## Task objective
Restate each entry word for word, leaving nothing out.

## Extracted entries
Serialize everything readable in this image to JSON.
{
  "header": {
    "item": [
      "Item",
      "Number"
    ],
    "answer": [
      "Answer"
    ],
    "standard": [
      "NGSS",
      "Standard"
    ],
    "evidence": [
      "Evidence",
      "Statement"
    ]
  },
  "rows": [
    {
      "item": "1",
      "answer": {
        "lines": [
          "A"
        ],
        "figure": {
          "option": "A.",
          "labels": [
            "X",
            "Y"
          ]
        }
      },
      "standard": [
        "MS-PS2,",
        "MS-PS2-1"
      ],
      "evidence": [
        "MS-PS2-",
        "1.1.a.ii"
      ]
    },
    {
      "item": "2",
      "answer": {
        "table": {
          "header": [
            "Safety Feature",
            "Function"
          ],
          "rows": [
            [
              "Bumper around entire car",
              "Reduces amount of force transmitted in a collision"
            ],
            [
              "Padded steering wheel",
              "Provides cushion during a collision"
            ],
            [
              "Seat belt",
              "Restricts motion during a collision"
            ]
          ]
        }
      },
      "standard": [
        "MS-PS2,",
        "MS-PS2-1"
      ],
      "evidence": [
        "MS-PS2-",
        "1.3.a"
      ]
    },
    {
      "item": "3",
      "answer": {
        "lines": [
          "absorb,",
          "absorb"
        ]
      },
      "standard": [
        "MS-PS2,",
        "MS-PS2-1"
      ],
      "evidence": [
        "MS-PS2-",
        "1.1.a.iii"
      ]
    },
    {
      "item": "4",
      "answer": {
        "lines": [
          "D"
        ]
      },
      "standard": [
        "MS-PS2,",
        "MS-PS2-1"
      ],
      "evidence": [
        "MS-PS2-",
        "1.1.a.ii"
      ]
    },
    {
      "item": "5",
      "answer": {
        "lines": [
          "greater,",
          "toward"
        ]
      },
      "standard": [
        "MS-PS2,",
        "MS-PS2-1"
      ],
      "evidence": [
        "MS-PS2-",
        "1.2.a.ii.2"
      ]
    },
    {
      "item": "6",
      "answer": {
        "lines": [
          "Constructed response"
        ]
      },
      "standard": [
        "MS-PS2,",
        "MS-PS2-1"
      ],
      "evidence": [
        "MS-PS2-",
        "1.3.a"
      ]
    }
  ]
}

## Reply to the exercise
Serialize everything readable in this image to JSON.
{
  "header": {
    "item": [
      "Item",
      "Number"
    ],
    "answer": [
      "Answer"
    ],
    "standard": [
      "NGSS",
      "Standard"
    ],
    "evidence": [
      "Evidence",
      "Statement"
    ]
  },
  "rows": [
    {
      "item": "1",
      "answer": {
        "lines": [
          "A"
        ],
        "figure": {
          "option": "A.",
          "labels": [
            "X",
            "Y"
          ]
        }
      },
      "standard": [
        "MS-PS2,",
        "MS-PS2-1"
      ],
      "evidence": [
        "MS-PS2-",
        "1.1.a.ii"
      ]
    },
    {
      "item": "2",
      "answer": {
        "table": {
          "header": [
            "Safety Feature",
            "Function"
          ],
          "rows": [
            [
              "Bumper around entire car",
              "Reduces amount of force transmitted in a collision"
            ],
            [
              "Padded steering wheel",
              "Provides cushion during a collision"
            ],
            [
              "Seat belt",
              "Restricts motion during a collision"
            ]
          ]
        }
      },
      "standard": [
        "MS-PS2,",
        "MS-PS2-1"
      ],
      "evidence": [
        "MS-PS2-",
        "1.3.a"
      ]
    },
    {
      "item": "3",
      "answer": {
        "lines": [
          "absorb,",
          "absorb"
        ]
      },
      "standard": [
        "MS-PS2,",
        "MS-PS2-1"
      ],
      "evidence": [
        "MS-PS2-",
        "1.1.a.iii"
      ]
    },
    {
      "item": "4",
      "answer": {
        "lines": [
          "D"
        ]
      },
      "standard": [
        "MS-PS2,",
        "MS-PS2-1"
      ],
      "evidence": [
        "MS-PS2-",
        "1.1.a.ii"
      ]
    },
    {
      "item": "5",
      "answer": {
        "lines": [
          "greater,",
          "toward"
        ]
      },
      "standard": [
        "MS-PS2,",
        "MS-PS2-1"
      ],
      "evidence": [
        "MS-PS2-",
        "1.2.a.ii.2"
      ]
    },
    {
      "item": "6",
      "answer": {
        "lines": [
          "Constructed response"
        ]
      },
      "standard": [
        "MS-PS2,",
        "MS-PS2-1"
      ],
      "evidence": [
        "MS-PS2-",
        "1.3.a"
      ]
    }
  ]
}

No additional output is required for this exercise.